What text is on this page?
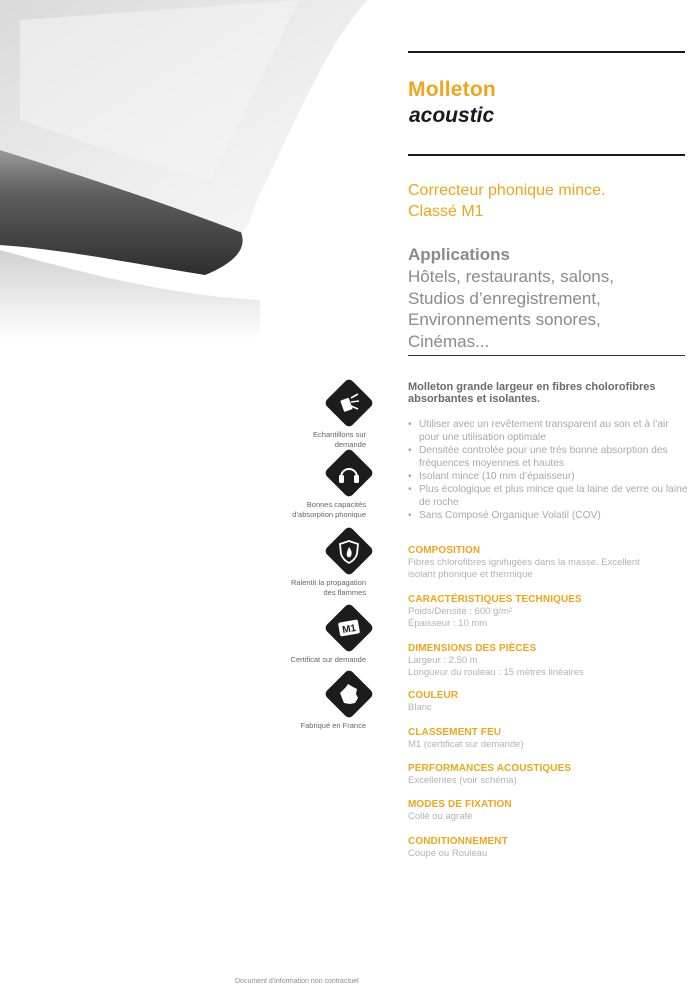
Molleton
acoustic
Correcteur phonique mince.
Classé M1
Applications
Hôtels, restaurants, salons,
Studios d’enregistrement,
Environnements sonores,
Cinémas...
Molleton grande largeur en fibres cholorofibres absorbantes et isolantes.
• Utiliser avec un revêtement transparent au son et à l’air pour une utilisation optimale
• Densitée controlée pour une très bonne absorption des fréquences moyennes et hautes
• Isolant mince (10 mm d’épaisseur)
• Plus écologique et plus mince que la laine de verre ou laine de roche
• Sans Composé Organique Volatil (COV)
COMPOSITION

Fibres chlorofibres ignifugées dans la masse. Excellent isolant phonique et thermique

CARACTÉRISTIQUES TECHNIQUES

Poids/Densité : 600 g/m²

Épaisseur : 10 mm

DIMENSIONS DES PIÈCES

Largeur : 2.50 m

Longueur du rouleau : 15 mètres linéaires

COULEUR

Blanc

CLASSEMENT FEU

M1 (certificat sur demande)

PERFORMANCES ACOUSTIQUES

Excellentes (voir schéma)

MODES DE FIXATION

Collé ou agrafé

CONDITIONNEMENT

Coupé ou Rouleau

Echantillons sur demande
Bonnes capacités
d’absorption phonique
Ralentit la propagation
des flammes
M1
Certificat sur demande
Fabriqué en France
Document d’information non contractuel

········

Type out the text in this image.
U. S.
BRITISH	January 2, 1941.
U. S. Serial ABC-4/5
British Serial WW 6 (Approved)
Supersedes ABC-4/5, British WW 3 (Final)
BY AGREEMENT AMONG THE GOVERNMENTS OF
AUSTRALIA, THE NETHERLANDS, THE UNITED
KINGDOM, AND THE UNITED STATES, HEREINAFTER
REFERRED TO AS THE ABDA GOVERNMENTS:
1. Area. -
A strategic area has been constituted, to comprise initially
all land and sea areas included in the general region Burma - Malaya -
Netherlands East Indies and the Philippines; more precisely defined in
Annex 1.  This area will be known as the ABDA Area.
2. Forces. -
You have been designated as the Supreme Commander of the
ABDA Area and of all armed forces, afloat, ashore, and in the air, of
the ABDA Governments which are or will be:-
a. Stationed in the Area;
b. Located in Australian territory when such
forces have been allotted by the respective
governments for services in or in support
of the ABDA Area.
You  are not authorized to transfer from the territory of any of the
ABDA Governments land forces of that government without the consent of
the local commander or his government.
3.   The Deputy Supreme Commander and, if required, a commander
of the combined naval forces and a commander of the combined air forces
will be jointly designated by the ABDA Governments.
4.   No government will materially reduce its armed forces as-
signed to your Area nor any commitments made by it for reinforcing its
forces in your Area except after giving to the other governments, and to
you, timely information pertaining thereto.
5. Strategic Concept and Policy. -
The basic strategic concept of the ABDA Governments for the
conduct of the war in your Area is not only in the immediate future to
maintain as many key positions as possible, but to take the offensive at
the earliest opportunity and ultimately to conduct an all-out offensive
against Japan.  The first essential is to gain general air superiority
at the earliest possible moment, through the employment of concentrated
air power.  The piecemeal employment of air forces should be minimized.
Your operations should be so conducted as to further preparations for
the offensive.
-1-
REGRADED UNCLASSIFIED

········

[What to produce]: Pick each line holding the word "text" out of the data and copy it.

[Finished answer]:
What text is on this page?
Type out the text in this image.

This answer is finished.